What you need to do: Below you will find a set of lines. Repeat them all exactly.
==== Extracted material ====
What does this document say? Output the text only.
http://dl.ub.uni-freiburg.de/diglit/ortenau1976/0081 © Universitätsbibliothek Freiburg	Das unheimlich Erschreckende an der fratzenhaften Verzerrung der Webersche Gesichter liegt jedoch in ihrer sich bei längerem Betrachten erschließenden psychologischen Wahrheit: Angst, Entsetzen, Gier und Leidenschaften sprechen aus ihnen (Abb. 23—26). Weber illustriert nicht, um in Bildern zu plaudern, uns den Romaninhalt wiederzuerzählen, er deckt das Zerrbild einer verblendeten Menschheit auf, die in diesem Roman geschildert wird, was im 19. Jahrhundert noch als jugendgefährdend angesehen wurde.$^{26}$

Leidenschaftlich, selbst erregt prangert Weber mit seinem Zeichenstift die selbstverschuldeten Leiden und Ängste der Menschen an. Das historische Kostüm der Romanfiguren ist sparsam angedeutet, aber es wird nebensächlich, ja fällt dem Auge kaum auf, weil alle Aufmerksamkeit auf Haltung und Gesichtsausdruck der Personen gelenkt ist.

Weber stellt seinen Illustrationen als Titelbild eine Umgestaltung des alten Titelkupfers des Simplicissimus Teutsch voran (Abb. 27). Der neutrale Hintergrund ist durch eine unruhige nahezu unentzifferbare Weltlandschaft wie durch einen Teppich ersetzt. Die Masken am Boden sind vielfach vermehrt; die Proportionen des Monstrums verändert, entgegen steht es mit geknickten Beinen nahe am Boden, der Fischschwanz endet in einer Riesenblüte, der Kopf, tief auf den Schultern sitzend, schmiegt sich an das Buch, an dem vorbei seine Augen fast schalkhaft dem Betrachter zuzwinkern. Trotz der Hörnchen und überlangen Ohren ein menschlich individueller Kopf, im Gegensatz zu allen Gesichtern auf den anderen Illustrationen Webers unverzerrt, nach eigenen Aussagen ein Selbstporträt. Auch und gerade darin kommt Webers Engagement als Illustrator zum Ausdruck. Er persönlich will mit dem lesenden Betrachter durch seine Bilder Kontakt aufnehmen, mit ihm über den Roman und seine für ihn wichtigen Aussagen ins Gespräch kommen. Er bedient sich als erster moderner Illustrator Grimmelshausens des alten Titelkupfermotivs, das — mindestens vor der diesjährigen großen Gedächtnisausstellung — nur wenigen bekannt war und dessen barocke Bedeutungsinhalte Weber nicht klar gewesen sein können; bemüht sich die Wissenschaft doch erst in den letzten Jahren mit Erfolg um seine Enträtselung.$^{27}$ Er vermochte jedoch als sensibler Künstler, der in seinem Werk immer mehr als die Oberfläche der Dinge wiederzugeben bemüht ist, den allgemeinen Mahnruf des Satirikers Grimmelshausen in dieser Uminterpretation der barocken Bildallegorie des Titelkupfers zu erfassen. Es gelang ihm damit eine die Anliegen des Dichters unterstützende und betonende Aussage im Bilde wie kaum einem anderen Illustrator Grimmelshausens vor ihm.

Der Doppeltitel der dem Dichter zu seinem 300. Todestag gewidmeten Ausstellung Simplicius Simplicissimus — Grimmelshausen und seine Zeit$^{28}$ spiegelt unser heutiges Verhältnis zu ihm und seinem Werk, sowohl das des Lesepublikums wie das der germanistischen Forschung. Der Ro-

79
====
Exercise solution:
What does this document say? Output the text only.
http://dl.ub.uni-freiburg.de/diglit/ortenau1976/0081 © Universitätsbibliothek Freiburg	Das unheimlich Erschreckende an der fratzenhaften Verzerrung der Webersche Gesichter liegt jedoch in ihrer sich bei längerem Betrachten erschließenden psychologischen Wahrheit: Angst, Entsetzen, Gier und Leidenschaften sprechen aus ihnen (Abb. 23—26). Weber illustriert nicht, um in Bildern zu plaudern, uns den Romaninhalt wiederzuerzählen, er deckt das Zerrbild einer verblendeten Menschheit auf, die in diesem Roman geschildert wird, was im 19. Jahrhundert noch als jugendgefährdend angesehen wurde.$^{26}$

Leidenschaftlich, selbst erregt prangert Weber mit seinem Zeichenstift die selbstverschuldeten Leiden und Ängste der Menschen an. Das historische Kostüm der Romanfiguren ist sparsam angedeutet, aber es wird nebensächlich, ja fällt dem Auge kaum auf, weil alle Aufmerksamkeit auf Haltung und Gesichtsausdruck der Personen gelenkt ist.

Weber stellt seinen Illustrationen als Titelbild eine Umgestaltung des alten Titelkupfers des Simplicissimus Teutsch voran (Abb. 27). Der neutrale Hintergrund ist durch eine unruhige nahezu unentzifferbare Weltlandschaft wie durch einen Teppich ersetzt. Die Masken am Boden sind vielfach vermehrt; die Proportionen des Monstrums verändert, entgegen steht es mit geknickten Beinen nahe am Boden, der Fischschwanz endet in einer Riesenblüte, der Kopf, tief auf den Schultern sitzend, schmiegt sich an das Buch, an dem vorbei seine Augen fast schalkhaft dem Betrachter zuzwinkern. Trotz der Hörnchen und überlangen Ohren ein menschlich individueller Kopf, im Gegensatz zu allen Gesichtern auf den anderen Illustrationen Webers unverzerrt, nach eigenen Aussagen ein Selbstporträt. Auch und gerade darin kommt Webers Engagement als Illustrator zum Ausdruck. Er persönlich will mit dem lesenden Betrachter durch seine Bilder Kontakt aufnehmen, mit ihm über den Roman und seine für ihn wichtigen Aussagen ins Gespräch kommen. Er bedient sich als erster moderner Illustrator Grimmelshausens des alten Titelkupfermotivs, das — mindestens vor der diesjährigen großen Gedächtnisausstellung — nur wenigen bekannt war und dessen barocke Bedeutungsinhalte Weber nicht klar gewesen sein können; bemüht sich die Wissenschaft doch erst in den letzten Jahren mit Erfolg um seine Enträtselung.$^{27}$ Er vermochte jedoch als sensibler Künstler, der in seinem Werk immer mehr als die Oberfläche der Dinge wiederzugeben bemüht ist, den allgemeinen Mahnruf des Satirikers Grimmelshausen in dieser Uminterpretation der barocken Bildallegorie des Titelkupfers zu erfassen. Es gelang ihm damit eine die Anliegen des Dichters unterstützende und betonende Aussage im Bilde wie kaum einem anderen Illustrator Grimmelshausens vor ihm.

Der Doppeltitel der dem Dichter zu seinem 300. Todestag gewidmeten Ausstellung Simplicius Simplicissimus — Grimmelshausen und seine Zeit$^{28}$ spiegelt unser heutiges Verhältnis zu ihm und seinem Werk, sowohl das des Lesepublikums wie das der germanistischen Forschung. Der Ro-

79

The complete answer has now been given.